Given data:

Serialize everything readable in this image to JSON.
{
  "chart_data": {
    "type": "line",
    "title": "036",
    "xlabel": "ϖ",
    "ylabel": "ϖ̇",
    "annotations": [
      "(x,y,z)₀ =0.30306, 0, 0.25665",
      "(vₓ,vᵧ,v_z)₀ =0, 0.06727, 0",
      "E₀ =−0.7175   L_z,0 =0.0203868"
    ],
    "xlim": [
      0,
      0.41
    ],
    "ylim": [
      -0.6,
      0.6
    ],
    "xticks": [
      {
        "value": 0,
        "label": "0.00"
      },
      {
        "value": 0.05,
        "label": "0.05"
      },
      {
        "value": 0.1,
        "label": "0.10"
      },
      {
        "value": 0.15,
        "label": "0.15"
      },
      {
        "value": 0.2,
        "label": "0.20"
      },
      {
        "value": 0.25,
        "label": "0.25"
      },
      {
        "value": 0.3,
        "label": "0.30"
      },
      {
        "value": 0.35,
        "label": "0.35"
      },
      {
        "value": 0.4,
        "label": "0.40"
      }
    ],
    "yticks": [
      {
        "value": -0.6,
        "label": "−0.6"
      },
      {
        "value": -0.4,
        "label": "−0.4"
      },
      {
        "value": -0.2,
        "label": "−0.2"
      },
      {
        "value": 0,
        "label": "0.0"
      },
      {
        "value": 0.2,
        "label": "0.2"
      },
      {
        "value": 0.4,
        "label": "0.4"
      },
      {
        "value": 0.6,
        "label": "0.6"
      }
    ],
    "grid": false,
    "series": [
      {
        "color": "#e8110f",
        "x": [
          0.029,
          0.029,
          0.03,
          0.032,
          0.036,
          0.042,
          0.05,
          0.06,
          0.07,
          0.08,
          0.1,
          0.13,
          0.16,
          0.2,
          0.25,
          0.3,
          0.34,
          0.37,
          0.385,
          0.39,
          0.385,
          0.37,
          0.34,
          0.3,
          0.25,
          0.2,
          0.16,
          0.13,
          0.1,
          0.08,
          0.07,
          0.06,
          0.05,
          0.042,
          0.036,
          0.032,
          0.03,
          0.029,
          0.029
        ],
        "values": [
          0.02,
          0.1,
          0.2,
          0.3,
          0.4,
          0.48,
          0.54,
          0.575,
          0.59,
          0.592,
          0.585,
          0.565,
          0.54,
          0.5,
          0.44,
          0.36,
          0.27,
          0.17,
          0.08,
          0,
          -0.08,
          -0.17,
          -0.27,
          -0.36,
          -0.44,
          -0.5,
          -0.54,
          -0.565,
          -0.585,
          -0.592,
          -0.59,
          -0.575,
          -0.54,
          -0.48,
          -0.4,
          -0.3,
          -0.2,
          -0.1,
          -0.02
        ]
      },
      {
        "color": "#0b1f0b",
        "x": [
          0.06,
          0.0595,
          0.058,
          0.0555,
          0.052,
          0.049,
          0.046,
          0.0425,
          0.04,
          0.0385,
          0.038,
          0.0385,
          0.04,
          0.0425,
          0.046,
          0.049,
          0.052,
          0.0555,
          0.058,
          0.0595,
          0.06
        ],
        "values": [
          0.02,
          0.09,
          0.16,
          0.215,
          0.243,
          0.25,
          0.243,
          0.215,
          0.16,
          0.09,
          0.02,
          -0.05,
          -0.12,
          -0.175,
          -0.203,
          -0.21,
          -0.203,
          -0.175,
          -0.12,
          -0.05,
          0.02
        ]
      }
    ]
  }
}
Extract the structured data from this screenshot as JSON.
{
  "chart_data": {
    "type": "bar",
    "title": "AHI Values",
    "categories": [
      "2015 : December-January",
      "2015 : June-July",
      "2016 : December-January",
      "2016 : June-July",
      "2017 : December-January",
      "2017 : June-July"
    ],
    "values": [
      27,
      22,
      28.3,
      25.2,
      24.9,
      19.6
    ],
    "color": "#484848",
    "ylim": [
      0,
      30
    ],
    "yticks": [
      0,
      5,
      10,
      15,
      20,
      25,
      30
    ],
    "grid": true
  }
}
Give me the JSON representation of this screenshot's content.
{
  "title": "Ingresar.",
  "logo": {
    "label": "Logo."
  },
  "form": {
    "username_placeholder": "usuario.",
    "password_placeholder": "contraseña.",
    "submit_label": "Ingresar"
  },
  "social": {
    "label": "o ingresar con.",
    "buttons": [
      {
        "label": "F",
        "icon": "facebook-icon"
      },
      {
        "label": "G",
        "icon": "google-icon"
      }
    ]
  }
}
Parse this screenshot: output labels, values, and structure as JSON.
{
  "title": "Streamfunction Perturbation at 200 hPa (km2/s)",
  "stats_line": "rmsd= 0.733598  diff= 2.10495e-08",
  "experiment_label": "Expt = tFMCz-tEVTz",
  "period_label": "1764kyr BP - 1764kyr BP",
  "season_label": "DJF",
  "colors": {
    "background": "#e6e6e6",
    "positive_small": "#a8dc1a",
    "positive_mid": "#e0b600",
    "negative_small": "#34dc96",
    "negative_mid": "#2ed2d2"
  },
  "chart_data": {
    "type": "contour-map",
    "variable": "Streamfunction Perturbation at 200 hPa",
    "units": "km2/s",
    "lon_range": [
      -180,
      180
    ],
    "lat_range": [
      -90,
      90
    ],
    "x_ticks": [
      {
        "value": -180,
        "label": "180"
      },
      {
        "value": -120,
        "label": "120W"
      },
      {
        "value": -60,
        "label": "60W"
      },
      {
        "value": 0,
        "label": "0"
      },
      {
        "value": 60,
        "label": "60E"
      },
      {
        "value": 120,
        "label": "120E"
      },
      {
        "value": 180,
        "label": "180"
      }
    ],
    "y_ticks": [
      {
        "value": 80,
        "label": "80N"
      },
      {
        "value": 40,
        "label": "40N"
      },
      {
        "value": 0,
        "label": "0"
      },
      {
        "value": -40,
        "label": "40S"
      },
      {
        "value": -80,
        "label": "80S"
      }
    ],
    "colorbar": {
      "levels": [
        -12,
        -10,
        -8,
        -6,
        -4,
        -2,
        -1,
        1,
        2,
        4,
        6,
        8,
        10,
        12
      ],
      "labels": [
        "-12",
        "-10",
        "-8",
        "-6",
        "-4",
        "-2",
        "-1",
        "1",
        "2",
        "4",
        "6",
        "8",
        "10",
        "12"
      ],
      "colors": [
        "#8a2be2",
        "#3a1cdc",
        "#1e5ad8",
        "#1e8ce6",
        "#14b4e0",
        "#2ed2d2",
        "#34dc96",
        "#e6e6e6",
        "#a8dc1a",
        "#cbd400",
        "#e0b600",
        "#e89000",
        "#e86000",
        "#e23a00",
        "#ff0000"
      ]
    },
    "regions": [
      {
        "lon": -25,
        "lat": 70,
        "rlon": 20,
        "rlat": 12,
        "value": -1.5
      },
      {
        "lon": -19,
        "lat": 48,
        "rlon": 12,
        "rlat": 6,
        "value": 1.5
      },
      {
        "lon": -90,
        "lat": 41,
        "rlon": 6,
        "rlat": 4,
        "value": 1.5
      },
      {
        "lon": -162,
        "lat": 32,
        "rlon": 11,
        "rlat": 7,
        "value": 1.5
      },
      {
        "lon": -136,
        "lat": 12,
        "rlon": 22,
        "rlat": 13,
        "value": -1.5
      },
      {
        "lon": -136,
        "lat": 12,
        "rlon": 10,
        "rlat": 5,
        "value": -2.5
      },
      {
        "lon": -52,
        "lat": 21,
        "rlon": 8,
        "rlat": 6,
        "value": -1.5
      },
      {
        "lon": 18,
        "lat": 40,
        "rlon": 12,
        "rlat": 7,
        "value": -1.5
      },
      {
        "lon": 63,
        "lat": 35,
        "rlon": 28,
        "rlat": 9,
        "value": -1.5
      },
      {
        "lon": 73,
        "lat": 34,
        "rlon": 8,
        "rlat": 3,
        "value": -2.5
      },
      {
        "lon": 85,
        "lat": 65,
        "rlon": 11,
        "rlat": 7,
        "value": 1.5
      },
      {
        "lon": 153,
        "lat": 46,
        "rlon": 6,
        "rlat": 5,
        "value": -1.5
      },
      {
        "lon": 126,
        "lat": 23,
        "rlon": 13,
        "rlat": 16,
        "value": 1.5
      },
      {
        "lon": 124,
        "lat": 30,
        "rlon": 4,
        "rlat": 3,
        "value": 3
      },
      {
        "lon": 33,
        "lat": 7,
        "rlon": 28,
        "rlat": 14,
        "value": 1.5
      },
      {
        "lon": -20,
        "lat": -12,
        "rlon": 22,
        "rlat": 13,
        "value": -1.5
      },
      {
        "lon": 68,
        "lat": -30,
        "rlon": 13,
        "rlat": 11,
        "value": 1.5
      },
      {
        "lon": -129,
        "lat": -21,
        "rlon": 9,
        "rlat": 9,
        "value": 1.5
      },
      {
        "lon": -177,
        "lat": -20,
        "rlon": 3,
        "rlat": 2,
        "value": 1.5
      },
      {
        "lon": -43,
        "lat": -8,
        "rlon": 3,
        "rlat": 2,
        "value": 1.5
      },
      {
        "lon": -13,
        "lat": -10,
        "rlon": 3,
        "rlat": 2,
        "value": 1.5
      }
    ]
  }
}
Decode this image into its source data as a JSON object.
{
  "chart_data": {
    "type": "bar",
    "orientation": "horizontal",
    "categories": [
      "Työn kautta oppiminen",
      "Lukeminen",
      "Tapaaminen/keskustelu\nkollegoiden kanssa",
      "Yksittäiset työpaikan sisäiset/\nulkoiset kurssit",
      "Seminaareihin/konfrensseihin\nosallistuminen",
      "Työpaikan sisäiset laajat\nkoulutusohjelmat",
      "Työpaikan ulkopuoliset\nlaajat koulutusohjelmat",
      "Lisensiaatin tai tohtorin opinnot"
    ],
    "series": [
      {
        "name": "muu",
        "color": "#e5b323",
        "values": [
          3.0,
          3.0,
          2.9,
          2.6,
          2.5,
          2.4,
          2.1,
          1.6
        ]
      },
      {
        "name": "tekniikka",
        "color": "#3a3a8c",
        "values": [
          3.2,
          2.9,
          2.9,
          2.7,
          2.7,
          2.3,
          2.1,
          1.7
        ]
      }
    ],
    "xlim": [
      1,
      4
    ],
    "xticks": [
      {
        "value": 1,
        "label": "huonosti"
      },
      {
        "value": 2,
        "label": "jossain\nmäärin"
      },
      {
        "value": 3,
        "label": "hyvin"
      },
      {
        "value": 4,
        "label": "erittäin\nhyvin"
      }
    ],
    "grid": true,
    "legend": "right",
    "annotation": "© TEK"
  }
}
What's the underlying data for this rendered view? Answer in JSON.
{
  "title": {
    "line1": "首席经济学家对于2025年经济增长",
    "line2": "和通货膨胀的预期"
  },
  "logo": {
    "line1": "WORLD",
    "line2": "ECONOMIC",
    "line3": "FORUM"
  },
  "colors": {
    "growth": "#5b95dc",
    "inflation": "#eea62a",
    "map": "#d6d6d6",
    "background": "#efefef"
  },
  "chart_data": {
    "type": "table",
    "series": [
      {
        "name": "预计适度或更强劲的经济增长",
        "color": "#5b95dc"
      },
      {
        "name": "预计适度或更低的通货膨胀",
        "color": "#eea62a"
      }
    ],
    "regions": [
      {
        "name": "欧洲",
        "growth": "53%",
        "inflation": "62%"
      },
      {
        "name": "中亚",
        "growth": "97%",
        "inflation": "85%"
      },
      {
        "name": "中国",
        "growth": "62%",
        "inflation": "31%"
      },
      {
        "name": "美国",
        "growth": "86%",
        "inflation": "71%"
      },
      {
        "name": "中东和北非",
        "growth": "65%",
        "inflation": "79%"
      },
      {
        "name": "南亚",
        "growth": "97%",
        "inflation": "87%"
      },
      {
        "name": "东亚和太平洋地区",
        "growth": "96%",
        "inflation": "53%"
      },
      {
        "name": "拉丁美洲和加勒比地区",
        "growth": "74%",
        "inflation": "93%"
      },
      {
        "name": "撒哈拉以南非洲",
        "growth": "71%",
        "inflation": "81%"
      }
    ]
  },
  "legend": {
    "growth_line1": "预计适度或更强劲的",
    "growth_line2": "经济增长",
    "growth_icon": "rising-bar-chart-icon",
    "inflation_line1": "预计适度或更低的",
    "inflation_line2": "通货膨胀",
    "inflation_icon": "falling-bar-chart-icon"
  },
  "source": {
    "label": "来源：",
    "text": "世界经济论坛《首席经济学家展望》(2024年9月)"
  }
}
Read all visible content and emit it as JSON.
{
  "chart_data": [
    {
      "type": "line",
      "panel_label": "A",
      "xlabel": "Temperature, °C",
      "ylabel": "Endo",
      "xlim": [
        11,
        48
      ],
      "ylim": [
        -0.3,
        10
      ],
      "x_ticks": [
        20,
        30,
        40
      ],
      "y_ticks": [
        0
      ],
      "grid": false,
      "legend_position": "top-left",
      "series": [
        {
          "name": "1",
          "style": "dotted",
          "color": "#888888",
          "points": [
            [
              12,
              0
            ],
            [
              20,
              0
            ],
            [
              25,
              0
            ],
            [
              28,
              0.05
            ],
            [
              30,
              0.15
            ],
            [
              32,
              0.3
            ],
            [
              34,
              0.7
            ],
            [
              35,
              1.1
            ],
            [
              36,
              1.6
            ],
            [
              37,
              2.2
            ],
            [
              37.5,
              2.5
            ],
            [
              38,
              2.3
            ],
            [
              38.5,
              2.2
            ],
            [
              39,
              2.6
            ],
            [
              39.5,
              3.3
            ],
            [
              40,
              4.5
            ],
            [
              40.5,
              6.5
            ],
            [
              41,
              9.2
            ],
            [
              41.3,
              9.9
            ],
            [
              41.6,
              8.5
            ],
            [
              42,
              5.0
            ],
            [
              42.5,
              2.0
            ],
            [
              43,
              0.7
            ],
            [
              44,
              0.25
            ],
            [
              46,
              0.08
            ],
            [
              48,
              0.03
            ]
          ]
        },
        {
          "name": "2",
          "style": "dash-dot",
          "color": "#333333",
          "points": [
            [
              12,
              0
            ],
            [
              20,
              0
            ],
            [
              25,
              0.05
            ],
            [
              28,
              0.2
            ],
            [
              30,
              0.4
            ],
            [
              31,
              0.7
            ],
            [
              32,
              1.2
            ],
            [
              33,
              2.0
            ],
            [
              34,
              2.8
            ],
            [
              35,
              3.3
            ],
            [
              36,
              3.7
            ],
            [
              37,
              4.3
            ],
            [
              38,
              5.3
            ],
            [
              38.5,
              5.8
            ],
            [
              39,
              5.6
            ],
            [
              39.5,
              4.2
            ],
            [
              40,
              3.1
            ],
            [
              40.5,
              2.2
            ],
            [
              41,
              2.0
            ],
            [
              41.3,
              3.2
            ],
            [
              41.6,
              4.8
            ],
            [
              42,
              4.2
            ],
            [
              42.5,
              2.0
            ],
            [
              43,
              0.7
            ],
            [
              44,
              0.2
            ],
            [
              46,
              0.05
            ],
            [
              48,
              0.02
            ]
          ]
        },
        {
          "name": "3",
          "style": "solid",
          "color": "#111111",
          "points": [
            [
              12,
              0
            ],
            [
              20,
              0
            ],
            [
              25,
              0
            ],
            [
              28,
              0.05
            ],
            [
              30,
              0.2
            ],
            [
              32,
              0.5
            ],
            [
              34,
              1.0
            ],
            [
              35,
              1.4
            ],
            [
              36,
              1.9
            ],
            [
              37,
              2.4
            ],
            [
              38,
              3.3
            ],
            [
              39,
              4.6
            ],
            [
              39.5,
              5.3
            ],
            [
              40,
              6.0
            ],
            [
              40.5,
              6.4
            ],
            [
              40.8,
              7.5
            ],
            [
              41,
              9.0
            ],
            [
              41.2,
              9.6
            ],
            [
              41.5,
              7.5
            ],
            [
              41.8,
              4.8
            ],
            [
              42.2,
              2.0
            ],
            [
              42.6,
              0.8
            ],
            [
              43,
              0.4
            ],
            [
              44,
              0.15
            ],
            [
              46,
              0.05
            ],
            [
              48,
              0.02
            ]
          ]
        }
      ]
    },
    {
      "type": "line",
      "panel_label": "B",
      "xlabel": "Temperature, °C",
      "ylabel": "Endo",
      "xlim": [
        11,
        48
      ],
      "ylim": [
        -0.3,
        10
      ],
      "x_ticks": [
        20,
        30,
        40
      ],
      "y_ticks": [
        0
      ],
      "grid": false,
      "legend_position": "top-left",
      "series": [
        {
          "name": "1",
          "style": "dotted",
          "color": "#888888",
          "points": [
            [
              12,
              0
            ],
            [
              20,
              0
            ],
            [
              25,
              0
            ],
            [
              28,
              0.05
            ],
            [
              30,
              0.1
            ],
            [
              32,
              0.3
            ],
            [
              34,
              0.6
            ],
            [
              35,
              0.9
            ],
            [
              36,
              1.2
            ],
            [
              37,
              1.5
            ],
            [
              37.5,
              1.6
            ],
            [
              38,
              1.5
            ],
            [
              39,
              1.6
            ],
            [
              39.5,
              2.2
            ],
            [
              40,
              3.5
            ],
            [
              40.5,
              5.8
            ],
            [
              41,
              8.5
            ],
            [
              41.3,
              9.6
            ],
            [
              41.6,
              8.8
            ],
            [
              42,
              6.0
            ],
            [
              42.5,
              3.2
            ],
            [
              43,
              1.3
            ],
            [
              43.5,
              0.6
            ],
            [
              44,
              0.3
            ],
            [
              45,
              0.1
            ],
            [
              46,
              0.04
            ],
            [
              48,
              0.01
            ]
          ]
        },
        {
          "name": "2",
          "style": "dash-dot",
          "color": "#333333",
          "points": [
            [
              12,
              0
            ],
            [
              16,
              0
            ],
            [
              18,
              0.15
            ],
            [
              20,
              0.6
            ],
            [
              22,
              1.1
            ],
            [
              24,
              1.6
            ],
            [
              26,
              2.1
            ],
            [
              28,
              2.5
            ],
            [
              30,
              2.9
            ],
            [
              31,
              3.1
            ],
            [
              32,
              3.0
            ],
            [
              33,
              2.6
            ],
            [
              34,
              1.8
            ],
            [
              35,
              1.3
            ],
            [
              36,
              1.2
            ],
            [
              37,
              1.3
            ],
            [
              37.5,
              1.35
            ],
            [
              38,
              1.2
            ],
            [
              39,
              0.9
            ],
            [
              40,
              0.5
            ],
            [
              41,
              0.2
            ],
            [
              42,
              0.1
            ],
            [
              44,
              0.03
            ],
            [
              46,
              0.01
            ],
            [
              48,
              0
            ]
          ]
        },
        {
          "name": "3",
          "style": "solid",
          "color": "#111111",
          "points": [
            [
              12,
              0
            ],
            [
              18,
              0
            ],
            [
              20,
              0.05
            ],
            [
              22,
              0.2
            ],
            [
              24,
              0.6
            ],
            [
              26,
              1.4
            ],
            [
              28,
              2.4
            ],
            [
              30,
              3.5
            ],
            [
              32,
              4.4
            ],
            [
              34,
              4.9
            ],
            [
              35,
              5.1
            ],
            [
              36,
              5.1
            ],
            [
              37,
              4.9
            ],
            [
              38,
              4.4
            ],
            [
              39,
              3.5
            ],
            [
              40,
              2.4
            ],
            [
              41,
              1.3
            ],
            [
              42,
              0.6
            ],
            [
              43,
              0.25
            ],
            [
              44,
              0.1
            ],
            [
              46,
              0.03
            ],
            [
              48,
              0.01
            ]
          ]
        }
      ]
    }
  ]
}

Problem statement: Only the number should be given: how many lines of the data contain the word "screenshot"?

Completed task: 3